Short task:
List, from the lines below, each one with "xlabel" in it.

Structured figure records:
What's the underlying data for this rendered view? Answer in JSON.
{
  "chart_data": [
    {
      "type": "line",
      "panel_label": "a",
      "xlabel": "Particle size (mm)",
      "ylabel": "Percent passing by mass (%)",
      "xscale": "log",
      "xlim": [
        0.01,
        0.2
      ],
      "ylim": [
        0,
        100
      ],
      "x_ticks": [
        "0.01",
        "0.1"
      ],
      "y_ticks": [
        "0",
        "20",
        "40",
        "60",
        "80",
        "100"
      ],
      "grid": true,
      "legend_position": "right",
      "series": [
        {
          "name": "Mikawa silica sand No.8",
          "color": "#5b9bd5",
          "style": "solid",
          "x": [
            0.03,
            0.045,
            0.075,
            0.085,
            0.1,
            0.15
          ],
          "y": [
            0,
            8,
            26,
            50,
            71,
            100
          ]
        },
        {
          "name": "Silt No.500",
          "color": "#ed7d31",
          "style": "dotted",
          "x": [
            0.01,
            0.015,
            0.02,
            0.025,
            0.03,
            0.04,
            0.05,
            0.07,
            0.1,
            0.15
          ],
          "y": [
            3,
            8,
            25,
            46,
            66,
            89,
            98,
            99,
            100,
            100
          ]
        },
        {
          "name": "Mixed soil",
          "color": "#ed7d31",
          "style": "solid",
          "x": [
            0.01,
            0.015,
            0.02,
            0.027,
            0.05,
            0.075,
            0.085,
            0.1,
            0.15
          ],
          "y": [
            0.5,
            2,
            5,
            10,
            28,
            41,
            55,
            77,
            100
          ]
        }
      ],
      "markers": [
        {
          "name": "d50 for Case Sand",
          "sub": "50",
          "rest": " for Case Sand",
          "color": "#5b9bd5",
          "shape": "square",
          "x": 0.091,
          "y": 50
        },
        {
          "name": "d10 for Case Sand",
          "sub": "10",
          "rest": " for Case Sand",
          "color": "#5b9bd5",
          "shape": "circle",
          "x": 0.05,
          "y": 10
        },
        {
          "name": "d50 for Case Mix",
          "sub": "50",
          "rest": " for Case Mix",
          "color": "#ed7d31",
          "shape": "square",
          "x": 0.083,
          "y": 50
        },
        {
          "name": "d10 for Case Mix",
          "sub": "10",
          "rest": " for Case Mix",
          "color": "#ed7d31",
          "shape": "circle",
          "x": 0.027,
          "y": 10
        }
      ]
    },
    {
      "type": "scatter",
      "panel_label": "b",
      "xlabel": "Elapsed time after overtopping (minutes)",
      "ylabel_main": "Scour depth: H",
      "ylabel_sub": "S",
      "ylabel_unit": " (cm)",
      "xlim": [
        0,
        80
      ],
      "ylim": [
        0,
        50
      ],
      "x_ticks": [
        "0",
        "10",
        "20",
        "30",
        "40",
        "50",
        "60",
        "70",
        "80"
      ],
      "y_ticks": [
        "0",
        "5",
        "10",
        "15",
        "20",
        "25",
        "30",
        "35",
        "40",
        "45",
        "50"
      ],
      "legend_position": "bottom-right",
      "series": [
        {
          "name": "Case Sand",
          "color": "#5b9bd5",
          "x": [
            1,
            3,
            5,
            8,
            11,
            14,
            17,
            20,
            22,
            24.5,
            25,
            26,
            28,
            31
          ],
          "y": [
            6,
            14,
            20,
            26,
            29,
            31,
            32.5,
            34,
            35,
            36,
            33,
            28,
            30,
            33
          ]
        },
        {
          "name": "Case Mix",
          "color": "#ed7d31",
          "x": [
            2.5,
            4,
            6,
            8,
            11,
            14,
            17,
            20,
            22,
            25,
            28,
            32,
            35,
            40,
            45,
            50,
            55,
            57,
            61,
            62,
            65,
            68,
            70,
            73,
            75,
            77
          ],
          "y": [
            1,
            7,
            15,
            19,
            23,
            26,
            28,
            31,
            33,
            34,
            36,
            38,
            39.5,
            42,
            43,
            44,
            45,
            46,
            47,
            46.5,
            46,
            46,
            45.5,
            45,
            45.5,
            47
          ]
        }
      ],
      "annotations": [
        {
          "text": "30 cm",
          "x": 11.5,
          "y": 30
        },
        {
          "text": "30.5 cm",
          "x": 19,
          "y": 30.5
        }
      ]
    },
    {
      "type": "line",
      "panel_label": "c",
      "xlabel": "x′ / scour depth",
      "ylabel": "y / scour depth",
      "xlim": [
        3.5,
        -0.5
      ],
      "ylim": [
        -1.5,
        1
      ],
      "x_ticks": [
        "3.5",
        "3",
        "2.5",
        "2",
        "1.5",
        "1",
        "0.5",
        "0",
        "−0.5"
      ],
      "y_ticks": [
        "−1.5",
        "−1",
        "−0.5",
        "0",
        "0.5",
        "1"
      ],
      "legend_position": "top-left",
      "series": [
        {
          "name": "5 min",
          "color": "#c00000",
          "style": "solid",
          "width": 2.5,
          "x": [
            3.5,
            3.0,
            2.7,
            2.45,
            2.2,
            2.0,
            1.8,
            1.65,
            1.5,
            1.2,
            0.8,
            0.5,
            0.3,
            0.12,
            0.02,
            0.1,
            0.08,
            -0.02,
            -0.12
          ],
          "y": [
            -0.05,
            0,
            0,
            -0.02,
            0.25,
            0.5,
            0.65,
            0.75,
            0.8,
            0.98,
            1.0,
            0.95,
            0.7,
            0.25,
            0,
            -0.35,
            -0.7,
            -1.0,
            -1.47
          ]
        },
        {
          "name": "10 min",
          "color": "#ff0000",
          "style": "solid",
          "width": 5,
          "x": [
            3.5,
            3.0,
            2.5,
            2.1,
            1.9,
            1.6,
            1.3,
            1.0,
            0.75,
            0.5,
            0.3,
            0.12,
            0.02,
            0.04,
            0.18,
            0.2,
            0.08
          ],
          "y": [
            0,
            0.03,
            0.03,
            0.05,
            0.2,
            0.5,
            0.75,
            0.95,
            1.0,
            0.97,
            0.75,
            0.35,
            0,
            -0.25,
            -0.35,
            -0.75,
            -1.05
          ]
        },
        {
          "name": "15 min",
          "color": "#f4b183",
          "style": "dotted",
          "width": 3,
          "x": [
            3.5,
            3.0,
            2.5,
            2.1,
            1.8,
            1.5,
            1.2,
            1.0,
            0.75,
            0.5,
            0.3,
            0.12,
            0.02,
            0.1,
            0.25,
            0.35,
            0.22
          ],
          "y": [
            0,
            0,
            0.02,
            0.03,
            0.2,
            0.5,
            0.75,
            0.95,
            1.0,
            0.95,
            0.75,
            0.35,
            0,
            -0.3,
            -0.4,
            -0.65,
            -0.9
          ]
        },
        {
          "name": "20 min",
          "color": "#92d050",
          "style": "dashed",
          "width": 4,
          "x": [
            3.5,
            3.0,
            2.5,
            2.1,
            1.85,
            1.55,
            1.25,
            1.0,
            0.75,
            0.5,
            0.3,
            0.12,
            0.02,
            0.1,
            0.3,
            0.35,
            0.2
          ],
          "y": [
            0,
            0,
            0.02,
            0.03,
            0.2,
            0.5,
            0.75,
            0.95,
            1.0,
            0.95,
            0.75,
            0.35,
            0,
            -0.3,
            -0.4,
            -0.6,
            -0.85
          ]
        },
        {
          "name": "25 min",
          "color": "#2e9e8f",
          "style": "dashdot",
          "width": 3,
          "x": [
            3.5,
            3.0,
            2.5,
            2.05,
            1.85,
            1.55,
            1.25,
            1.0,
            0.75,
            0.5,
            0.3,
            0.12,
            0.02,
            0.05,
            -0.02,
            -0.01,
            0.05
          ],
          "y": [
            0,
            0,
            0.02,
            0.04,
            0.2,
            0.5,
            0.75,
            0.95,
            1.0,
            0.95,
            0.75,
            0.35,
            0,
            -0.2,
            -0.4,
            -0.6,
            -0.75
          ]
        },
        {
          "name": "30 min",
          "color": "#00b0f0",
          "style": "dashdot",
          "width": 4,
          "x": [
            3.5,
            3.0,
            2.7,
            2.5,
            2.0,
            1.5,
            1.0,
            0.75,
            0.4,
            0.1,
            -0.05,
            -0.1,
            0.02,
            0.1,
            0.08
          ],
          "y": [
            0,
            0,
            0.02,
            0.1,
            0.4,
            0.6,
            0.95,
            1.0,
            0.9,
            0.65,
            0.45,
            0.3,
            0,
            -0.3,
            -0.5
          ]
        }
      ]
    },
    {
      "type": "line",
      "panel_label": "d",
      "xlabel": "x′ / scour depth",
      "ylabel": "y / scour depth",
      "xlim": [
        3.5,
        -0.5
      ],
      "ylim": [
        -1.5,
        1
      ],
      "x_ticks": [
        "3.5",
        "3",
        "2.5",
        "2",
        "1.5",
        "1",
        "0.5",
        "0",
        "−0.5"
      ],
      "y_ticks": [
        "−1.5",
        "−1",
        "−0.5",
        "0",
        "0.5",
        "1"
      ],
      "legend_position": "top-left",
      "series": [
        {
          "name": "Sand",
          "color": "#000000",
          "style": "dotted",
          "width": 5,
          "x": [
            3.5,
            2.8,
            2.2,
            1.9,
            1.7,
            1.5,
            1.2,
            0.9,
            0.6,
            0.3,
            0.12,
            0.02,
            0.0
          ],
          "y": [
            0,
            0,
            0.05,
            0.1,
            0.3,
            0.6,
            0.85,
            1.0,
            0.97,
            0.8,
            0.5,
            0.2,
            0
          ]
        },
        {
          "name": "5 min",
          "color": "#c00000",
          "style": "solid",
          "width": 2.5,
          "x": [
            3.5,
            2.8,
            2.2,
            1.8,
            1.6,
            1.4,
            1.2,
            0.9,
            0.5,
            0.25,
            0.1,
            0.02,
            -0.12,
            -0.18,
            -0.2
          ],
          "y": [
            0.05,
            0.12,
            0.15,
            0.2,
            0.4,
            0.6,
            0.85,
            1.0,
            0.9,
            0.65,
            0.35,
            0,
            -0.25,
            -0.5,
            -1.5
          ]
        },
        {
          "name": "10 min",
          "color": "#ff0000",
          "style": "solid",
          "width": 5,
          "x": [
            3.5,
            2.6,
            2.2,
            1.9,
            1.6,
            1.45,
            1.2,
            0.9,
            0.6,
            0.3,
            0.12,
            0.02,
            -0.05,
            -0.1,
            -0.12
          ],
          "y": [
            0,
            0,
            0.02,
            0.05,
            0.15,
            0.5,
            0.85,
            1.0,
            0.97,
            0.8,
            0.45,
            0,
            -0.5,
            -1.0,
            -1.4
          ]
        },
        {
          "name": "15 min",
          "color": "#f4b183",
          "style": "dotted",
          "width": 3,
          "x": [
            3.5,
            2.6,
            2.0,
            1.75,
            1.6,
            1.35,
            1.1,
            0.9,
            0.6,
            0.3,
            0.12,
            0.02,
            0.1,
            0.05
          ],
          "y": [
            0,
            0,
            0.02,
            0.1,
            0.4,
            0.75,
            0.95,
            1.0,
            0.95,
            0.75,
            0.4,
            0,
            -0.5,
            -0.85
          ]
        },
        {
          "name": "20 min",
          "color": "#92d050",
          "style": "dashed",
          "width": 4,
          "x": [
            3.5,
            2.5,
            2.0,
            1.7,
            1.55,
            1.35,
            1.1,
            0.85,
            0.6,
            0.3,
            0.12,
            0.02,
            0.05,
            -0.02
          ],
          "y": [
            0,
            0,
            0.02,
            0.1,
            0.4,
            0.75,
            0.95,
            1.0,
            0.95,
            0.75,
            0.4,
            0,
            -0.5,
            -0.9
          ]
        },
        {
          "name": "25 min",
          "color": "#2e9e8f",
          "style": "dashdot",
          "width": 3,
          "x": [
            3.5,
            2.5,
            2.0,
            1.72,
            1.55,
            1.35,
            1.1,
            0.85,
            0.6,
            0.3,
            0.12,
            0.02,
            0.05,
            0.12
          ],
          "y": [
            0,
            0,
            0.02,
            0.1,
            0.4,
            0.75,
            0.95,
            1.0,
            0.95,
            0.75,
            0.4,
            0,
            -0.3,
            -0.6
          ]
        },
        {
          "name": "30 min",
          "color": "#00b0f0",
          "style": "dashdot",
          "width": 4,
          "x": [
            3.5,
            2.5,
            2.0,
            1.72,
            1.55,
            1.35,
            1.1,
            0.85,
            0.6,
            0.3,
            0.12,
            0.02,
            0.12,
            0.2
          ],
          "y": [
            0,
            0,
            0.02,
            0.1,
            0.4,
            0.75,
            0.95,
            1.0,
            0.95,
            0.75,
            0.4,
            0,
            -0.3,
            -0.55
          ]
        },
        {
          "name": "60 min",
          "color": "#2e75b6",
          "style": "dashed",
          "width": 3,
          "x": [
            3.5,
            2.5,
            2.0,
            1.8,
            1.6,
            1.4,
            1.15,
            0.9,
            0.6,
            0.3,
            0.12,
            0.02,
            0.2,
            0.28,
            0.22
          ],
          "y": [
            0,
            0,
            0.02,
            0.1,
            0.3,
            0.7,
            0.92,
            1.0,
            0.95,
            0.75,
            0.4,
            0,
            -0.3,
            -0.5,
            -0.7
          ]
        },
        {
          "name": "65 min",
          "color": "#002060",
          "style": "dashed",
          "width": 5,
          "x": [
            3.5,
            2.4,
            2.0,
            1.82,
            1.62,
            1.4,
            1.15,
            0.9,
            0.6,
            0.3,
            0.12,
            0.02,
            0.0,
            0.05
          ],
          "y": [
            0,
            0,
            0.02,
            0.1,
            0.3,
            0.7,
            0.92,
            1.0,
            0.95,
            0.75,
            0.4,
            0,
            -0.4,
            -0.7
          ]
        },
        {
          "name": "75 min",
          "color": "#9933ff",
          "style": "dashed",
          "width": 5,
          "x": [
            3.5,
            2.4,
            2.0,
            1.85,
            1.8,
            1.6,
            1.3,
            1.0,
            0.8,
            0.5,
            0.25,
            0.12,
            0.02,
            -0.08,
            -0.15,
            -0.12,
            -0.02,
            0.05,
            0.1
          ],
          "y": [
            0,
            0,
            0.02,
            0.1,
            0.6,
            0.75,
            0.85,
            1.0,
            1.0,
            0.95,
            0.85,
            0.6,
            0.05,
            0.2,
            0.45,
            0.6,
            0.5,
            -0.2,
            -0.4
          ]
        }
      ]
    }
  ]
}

Completed task:
      "xlabel": "Particle size (mm)",
      "xlabel": "Elapsed time after overtopping (minutes)",
      "xlabel": "x′ / scour depth",
      "xlabel": "x′ / scour depth",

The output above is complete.